== Records to process
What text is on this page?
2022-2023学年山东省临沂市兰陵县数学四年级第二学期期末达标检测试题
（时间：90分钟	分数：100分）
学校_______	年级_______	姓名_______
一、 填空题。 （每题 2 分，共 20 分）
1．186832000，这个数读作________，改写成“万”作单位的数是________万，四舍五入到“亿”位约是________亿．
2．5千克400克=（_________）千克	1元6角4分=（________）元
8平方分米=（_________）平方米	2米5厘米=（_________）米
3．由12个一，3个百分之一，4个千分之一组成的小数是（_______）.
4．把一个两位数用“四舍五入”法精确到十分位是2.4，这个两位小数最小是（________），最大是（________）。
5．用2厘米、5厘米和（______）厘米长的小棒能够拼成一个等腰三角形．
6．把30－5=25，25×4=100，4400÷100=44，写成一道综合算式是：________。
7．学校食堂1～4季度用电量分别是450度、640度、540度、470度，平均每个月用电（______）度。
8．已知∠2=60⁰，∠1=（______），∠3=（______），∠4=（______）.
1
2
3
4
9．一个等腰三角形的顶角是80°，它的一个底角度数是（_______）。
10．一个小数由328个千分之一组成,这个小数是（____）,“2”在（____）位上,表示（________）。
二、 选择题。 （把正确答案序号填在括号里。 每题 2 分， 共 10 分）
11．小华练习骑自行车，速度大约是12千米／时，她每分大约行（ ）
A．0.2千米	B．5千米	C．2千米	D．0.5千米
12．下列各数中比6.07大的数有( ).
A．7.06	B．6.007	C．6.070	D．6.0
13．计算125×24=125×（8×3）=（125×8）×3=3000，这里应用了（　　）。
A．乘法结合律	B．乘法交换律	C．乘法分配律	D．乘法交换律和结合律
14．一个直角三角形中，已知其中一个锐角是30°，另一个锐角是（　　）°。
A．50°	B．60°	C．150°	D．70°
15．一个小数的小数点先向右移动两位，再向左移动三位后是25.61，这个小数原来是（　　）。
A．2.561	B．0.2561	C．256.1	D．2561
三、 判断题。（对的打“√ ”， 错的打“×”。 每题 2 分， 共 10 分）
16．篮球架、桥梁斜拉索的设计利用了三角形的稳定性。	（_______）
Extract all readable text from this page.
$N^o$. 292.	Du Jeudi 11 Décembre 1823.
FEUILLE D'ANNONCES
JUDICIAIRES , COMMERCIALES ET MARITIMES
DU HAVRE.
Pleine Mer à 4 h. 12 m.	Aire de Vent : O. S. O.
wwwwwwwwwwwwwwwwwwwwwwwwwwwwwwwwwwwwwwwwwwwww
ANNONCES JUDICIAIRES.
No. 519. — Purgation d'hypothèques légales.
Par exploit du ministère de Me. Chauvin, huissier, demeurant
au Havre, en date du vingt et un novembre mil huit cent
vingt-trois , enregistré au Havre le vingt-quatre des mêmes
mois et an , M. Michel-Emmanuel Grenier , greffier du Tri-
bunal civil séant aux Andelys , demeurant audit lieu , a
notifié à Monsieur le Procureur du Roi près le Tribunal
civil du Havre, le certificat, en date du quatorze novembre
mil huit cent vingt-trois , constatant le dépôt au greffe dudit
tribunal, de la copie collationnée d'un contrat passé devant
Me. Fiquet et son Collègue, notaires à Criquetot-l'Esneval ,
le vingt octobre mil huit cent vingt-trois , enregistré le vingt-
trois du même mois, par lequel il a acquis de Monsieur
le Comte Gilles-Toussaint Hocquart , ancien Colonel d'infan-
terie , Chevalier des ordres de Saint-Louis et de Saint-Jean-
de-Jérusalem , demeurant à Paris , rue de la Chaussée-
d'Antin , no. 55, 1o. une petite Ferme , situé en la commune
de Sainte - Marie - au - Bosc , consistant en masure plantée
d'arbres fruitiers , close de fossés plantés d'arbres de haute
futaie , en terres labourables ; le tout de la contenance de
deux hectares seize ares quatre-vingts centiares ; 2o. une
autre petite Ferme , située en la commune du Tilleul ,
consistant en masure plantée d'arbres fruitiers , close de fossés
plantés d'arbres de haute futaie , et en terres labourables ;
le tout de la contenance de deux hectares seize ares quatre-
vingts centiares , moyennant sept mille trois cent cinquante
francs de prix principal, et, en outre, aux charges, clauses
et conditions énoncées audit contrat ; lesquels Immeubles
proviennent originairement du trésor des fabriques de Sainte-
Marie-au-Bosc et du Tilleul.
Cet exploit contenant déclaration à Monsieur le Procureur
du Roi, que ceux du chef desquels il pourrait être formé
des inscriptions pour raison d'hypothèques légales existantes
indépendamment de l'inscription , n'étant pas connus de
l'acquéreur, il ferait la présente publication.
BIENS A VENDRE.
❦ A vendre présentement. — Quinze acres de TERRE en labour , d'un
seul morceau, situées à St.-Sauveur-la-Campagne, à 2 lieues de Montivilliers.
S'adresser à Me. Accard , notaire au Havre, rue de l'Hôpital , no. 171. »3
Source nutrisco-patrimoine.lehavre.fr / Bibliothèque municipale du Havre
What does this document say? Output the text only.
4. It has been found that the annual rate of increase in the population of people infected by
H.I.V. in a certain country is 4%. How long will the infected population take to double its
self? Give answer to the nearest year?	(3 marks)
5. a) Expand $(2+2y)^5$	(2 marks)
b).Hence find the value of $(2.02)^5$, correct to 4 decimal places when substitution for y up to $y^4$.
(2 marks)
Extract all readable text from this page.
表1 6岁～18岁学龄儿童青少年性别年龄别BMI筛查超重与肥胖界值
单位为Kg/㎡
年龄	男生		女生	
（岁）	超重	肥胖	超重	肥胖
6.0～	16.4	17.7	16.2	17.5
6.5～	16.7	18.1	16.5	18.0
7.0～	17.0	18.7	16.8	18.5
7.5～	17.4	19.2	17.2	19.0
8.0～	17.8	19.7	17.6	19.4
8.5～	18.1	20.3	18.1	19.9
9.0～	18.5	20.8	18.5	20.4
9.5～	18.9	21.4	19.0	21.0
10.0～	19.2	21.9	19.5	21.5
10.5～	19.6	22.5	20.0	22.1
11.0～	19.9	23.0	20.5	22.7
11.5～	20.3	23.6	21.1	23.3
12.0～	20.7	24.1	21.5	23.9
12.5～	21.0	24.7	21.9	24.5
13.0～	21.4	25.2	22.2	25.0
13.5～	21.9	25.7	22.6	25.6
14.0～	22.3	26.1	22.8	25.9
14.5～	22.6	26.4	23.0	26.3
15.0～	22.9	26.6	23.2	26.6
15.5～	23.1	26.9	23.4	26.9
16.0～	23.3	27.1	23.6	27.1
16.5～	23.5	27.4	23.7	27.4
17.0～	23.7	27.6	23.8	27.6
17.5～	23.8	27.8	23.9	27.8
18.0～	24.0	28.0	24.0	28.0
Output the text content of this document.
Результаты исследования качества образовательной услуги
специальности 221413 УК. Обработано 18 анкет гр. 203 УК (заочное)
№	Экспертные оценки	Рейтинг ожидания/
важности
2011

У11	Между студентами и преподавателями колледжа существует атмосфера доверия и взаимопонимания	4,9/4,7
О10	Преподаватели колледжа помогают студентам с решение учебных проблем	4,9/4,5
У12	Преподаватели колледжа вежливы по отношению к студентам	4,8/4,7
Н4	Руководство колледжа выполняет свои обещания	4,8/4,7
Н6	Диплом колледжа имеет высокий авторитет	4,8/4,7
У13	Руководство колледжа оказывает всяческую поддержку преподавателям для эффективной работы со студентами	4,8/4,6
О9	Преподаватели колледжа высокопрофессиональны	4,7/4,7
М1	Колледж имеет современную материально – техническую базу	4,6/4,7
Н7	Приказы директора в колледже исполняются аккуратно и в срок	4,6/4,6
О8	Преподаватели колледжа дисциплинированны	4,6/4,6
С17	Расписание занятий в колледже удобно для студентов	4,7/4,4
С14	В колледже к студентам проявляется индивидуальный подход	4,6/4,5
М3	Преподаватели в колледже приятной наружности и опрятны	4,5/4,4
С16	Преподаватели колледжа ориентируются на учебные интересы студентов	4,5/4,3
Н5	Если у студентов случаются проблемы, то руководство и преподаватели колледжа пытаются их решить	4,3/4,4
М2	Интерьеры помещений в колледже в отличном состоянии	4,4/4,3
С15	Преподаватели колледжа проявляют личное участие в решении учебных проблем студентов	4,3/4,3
====
## Given request
Find the word "document" and list each line it appears in.

## Answer to this problem
What does this document say? Output the text only.
Output the text content of this document.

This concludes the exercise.